▸ **Instruction**:
Restate all of the entries exactly, dropping any pictures they hold.

▸ **Material for this task**:
--- begin ---
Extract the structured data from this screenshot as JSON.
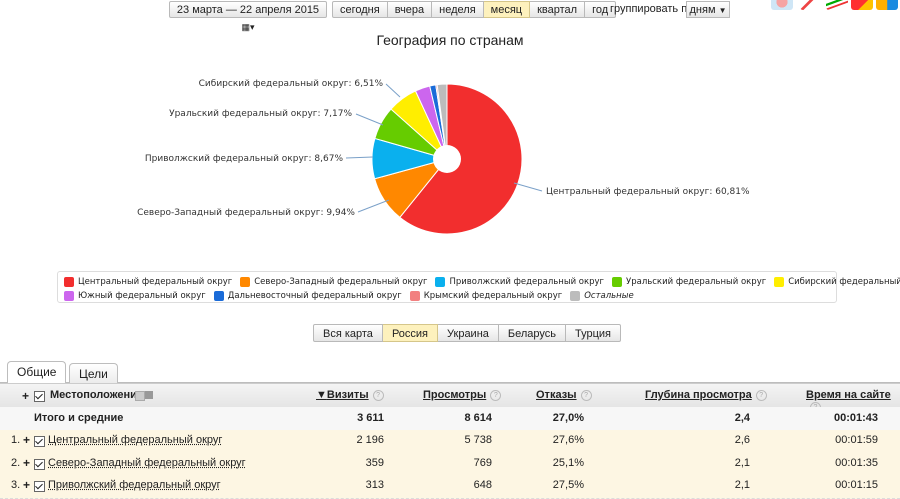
{
  "toolbar": {
    "date_range": "23 марта — 22 апреля 2015",
    "periods": [
      "сегодня",
      "вчера",
      "неделя",
      "месяц",
      "квартал",
      "год"
    ],
    "active_period": "месяц",
    "group_label": "группировать по",
    "group_value": "дням"
  },
  "chart": {
    "title": "География по странам"
  },
  "chart_data": {
    "type": "pie",
    "title": "География по странам",
    "slices": [
      {
        "name": "Центральный федеральный округ",
        "value": 60.81,
        "label": "Центральный федеральный округ: 60,81%",
        "color": "#f22e2e"
      },
      {
        "name": "Северо-Западный федеральный округ",
        "value": 9.94,
        "label": "Северо-Западный федеральный округ: 9,94%",
        "color": "#ff8800"
      },
      {
        "name": "Приволжский федеральный округ",
        "value": 8.67,
        "label": "Приволжский федеральный округ: 8,67%",
        "color": "#0ab0ee"
      },
      {
        "name": "Уральский федеральный округ",
        "value": 7.17,
        "label": "Уральский федеральный округ: 7,17%",
        "color": "#66cc00"
      },
      {
        "name": "Сибирский федеральный округ",
        "value": 6.51,
        "label": "Сибирский федеральный округ: 6,51%",
        "color": "#ffee00"
      },
      {
        "name": "Южный федеральный округ",
        "value": 3.2,
        "label": "",
        "color": "#cc66ee"
      },
      {
        "name": "Дальневосточный федеральный округ",
        "value": 1.3,
        "label": "",
        "color": "#1a6bd8"
      },
      {
        "name": "Крымский федеральный округ",
        "value": 0.3,
        "label": "",
        "color": "#f28080"
      },
      {
        "name": "Остальные",
        "value": 2.1,
        "label": "",
        "color": "#bcbcbc"
      }
    ],
    "legend_position": "bottom"
  },
  "region_tabs": [
    "Вся карта",
    "Россия",
    "Украина",
    "Беларусь",
    "Турция"
  ],
  "active_region": "Россия",
  "tabs": [
    "Общие",
    "Цели"
  ],
  "table": {
    "columns": [
      "Местоположение",
      "Визиты",
      "Просмотры",
      "Отказы",
      "Глубина просмотра",
      "Время на сайте"
    ],
    "help_mark": "?",
    "total": {
      "label": "Итого и средние",
      "visits": "3 611",
      "views": "8 614",
      "bounce": "27,0%",
      "depth": "2,4",
      "time": "00:01:43"
    },
    "rows": [
      {
        "num": "1.",
        "name": "Центральный федеральный округ",
        "visits": "2 196",
        "views": "5 738",
        "bounce": "27,6%",
        "depth": "2,6",
        "time": "00:01:59"
      },
      {
        "num": "2.",
        "name": "Северо-Западный федеральный округ",
        "visits": "359",
        "views": "769",
        "bounce": "25,1%",
        "depth": "2,1",
        "time": "00:01:35"
      },
      {
        "num": "3.",
        "name": "Приволжский федеральный округ",
        "visits": "313",
        "views": "648",
        "bounce": "27,5%",
        "depth": "2,1",
        "time": "00:01:15"
      }
    ]
  },
  "colors": {
    "active_tab": "#fdf1bd",
    "data_row": "#fdf6e3"
  }
}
--- end ---
▸ **Answer to this task**:
Extract the structured data from this screenshot as JSON.
{
  "toolbar": {
    "date_range": "23 марта — 22 апреля 2015",
    "periods": [
      "сегодня",
      "вчера",
      "неделя",
      "месяц",
      "квартал",
      "год"
    ],
    "active_period": "месяц",
    "group_label": "группировать по",
    "group_value": "дням"
  },
  "chart": {
    "title": "География по странам"
  },
  "chart_data": {
    "type": "pie",
    "title": "География по странам",
    "slices": [
      {
        "name": "Центральный федеральный округ",
        "value": 60.81,
        "label": "Центральный федеральный округ: 60,81%",
        "color": "#f22e2e"
      },
      {
        "name": "Северо-Западный федеральный округ",
        "value": 9.94,
        "label": "Северо-Западный федеральный округ: 9,94%",
        "color": "#ff8800"
      },
      {
        "name": "Приволжский федеральный округ",
        "value": 8.67,
        "label": "Приволжский федеральный округ: 8,67%",
        "color": "#0ab0ee"
      },
      {
        "name": "Уральский федеральный округ",
        "value": 7.17,
        "label": "Уральский федеральный округ: 7,17%",
        "color": "#66cc00"
      },
      {
        "name": "Сибирский федеральный округ",
        "value": 6.51,
        "label": "Сибирский федеральный округ: 6,51%",
        "color": "#ffee00"
      },
      {
        "name": "Южный федеральный округ",
        "value": 3.2,
        "label": "",
        "color": "#cc66ee"
      },
      {
        "name": "Дальневосточный федеральный округ",
        "value": 1.3,
        "label": "",
        "color": "#1a6bd8"
      },
      {
        "name": "Крымский федеральный округ",
        "value": 0.3,
        "label": "",
        "color": "#f28080"
      },
      {
        "name": "Остальные",
        "value": 2.1,
        "label": "",
        "color": "#bcbcbc"
      }
    ],
    "legend_position": "bottom"
  },
  "region_tabs": [
    "Вся карта",
    "Россия",
    "Украина",
    "Беларусь",
    "Турция"
  ],
  "active_region": "Россия",
  "tabs": [
    "Общие",
    "Цели"
  ],
  "table": {
    "columns": [
      "Местоположение",
      "Визиты",
      "Просмотры",
      "Отказы",
      "Глубина просмотра",
      "Время на сайте"
    ],
    "help_mark": "?",
    "total": {
      "label": "Итого и средние",
      "visits": "3 611",
      "views": "8 614",
      "bounce": "27,0%",
      "depth": "2,4",
      "time": "00:01:43"
    },
    "rows": [
      {
        "num": "1.",
        "name": "Центральный федеральный округ",
        "visits": "2 196",
        "views": "5 738",
        "bounce": "27,6%",
        "depth": "2,6",
        "time": "00:01:59"
      },
      {
        "num": "2.",
        "name": "Северо-Западный федеральный округ",
        "visits": "359",
        "views": "769",
        "bounce": "25,1%",
        "depth": "2,1",
        "time": "00:01:35"
      },
      {
        "num": "3.",
        "name": "Приволжский федеральный округ",
        "visits": "313",
        "views": "648",
        "bounce": "27,5%",
        "depth": "2,1",
        "time": "00:01:15"
      }
    ]
  },
  "colors": {
    "active_tab": "#fdf1bd",
    "data_row": "#fdf6e3"
  }
}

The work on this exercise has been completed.